• Your goal
Exclude all pictures, then copy each of the records exactly as written.

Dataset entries
--- Begin ---
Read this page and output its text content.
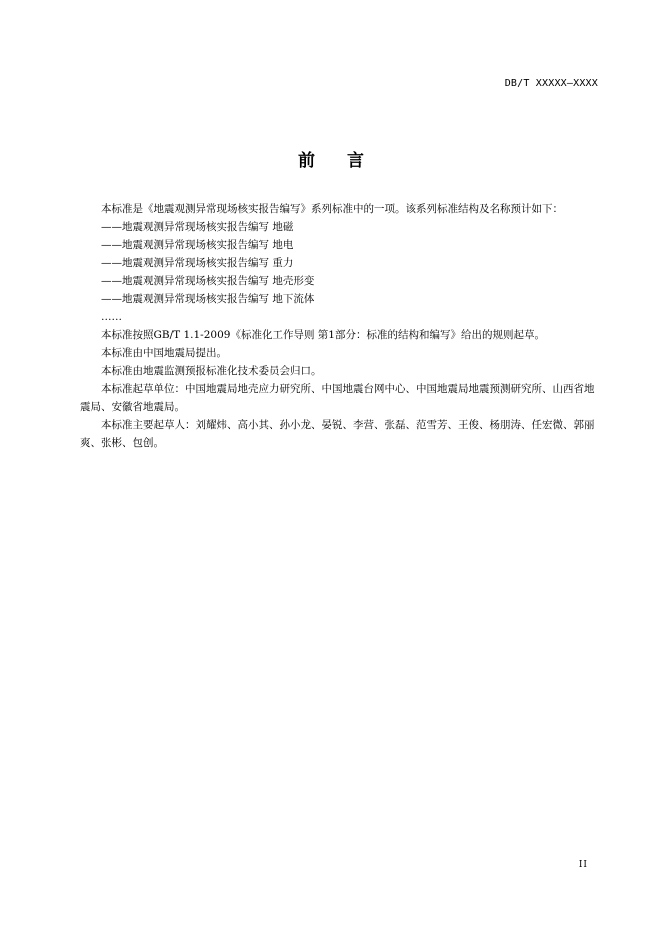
DB/T XXXXX—XXXX
前 言

本标准是《地震观测异常现场核实报告编写》系列标准中的一项。该系列标准结构及名称预计如下：

——地震观测异常现场核实报告编写 地磁

——地震观测异常现场核实报告编写 地电

——地震观测异常现场核实报告编写 重力

——地震观测异常现场核实报告编写 地壳形变

——地震观测异常现场核实报告编写 地下流体

……

本标准按照GB/T 1.1-2009《标准化工作导则 第1部分：标准的结构和编写》给出的规则起草。

本标准由中国地震局提出。

本标准由地震监测预报标准化技术委员会归口。

本标准起草单位：中国地震局地壳应力研究所、中国地震台网中心、中国地震局地震预测研究所、山西省地震局、安徽省地震局。

本标准主要起草人：刘耀炜、高小其、孙小龙、晏锐、李营、张磊、范雪芳、王俊、杨朋涛、任宏微、郭丽爽、张彬、包创。

II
--- End ---
• Problem solution
Read this page and output its text content.
DB/T XXXXX—XXXX
前 言

本标准是《地震观测异常现场核实报告编写》系列标准中的一项。该系列标准结构及名称预计如下：

——地震观测异常现场核实报告编写 地磁

——地震观测异常现场核实报告编写 地电

——地震观测异常现场核实报告编写 重力

——地震观测异常现场核实报告编写 地壳形变

——地震观测异常现场核实报告编写 地下流体

……

本标准按照GB/T 1.1-2009《标准化工作导则 第1部分：标准的结构和编写》给出的规则起草。

本标准由中国地震局提出。

本标准由地震监测预报标准化技术委员会归口。

本标准起草单位：中国地震局地壳应力研究所、中国地震台网中心、中国地震局地震预测研究所、山西省地震局、安徽省地震局。

本标准主要起草人：刘耀炜、高小其、孙小龙、晏锐、李营、张磊、范雪芳、王俊、杨朋涛、任宏微、郭丽爽、张彬、包创。

II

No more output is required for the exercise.